-------- INPUT RECORDS
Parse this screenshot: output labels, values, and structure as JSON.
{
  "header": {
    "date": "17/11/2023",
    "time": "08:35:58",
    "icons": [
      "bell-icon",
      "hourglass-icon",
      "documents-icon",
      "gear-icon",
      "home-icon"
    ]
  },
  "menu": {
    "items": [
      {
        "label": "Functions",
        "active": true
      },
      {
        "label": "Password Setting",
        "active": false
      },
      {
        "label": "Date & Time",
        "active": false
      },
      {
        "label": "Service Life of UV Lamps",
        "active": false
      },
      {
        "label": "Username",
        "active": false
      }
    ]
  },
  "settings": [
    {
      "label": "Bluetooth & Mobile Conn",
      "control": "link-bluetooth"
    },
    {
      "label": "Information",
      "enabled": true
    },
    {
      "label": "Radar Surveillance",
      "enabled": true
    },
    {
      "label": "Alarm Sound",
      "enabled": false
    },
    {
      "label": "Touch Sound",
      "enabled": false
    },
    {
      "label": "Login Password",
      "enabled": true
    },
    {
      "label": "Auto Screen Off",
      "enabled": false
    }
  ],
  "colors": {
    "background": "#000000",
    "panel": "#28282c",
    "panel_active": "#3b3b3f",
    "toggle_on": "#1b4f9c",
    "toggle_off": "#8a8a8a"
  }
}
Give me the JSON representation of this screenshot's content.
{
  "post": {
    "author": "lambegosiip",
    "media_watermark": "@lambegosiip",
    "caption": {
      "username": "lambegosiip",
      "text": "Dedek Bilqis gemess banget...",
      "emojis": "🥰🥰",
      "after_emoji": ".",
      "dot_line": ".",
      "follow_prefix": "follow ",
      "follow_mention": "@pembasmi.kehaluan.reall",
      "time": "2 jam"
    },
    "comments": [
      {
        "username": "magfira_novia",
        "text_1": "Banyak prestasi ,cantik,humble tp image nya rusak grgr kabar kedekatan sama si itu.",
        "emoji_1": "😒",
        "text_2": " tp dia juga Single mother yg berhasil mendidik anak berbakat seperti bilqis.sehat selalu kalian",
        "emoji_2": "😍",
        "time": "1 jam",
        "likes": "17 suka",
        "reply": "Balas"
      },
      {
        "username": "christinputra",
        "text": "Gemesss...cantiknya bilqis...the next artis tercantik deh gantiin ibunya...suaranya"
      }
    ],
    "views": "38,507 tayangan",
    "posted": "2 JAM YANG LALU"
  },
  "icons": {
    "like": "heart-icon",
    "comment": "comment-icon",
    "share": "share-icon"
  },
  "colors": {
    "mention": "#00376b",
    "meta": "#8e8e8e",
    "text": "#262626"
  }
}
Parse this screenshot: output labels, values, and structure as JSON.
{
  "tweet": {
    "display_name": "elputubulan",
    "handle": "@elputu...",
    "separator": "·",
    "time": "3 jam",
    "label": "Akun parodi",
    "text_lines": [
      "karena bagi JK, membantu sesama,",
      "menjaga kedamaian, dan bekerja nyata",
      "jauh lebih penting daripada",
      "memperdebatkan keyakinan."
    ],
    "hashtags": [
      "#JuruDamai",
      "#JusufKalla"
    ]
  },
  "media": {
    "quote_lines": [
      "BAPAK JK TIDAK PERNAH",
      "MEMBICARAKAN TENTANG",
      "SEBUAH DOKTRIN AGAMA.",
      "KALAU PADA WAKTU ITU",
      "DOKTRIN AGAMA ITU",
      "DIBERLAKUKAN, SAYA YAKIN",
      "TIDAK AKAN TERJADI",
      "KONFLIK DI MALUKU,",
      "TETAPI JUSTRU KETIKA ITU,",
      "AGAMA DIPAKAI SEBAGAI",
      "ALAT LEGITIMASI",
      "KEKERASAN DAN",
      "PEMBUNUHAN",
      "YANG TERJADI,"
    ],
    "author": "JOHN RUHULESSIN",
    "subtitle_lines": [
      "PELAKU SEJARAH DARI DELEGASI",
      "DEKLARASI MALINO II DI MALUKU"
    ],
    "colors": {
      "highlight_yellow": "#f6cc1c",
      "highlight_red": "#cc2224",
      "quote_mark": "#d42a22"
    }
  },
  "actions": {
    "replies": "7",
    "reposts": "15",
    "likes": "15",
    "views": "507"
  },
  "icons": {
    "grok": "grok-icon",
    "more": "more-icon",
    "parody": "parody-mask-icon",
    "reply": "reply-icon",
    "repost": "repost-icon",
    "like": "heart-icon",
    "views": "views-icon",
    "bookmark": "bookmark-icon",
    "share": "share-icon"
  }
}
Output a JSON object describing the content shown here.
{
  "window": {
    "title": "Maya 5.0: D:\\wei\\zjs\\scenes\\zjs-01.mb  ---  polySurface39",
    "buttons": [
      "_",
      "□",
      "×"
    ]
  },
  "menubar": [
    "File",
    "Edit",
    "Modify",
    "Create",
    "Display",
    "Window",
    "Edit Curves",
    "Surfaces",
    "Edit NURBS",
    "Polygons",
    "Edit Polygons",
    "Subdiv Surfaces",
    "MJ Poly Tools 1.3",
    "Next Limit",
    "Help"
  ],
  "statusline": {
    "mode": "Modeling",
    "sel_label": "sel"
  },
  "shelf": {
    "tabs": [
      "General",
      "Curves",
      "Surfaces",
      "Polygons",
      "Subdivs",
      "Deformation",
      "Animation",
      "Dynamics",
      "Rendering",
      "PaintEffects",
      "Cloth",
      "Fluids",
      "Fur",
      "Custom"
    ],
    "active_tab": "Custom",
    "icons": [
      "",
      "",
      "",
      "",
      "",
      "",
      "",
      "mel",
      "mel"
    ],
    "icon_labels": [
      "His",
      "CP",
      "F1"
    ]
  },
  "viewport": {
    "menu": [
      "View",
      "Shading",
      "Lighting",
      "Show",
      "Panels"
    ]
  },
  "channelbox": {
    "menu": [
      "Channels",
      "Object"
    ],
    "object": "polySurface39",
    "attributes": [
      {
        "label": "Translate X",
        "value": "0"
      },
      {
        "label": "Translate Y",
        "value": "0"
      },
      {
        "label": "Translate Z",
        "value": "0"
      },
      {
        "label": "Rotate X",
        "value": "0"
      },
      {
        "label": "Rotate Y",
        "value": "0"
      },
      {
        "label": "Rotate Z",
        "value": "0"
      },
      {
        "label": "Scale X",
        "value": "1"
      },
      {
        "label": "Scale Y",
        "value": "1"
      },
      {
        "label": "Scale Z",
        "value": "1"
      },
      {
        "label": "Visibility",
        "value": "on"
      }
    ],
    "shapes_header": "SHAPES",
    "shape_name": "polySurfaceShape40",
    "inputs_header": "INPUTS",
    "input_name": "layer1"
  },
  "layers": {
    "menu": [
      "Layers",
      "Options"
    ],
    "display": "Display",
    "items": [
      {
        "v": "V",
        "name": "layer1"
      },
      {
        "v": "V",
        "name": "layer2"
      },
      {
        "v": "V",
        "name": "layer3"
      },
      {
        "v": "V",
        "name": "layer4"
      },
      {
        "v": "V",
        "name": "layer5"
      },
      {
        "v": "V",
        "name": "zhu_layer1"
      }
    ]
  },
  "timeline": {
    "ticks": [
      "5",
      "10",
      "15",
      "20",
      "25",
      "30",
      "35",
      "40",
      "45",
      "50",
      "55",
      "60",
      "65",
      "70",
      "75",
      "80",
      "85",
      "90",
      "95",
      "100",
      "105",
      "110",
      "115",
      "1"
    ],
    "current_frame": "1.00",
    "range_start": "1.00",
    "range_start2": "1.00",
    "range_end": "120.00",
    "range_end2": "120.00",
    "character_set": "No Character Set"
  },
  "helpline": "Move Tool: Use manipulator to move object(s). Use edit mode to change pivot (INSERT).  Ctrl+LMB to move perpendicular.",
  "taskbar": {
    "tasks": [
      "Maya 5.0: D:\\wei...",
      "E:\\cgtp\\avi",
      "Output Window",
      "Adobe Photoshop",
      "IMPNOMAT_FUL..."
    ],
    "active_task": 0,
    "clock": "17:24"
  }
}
----------------
- GOAL
Go through the data above and find the lines with the word "lambegosiip". Copy each of those lines.

- EXPECTED ANSWER
    "author": "lambegosiip",
    "media_watermark": "@lambegosiip",
      "username": "lambegosiip",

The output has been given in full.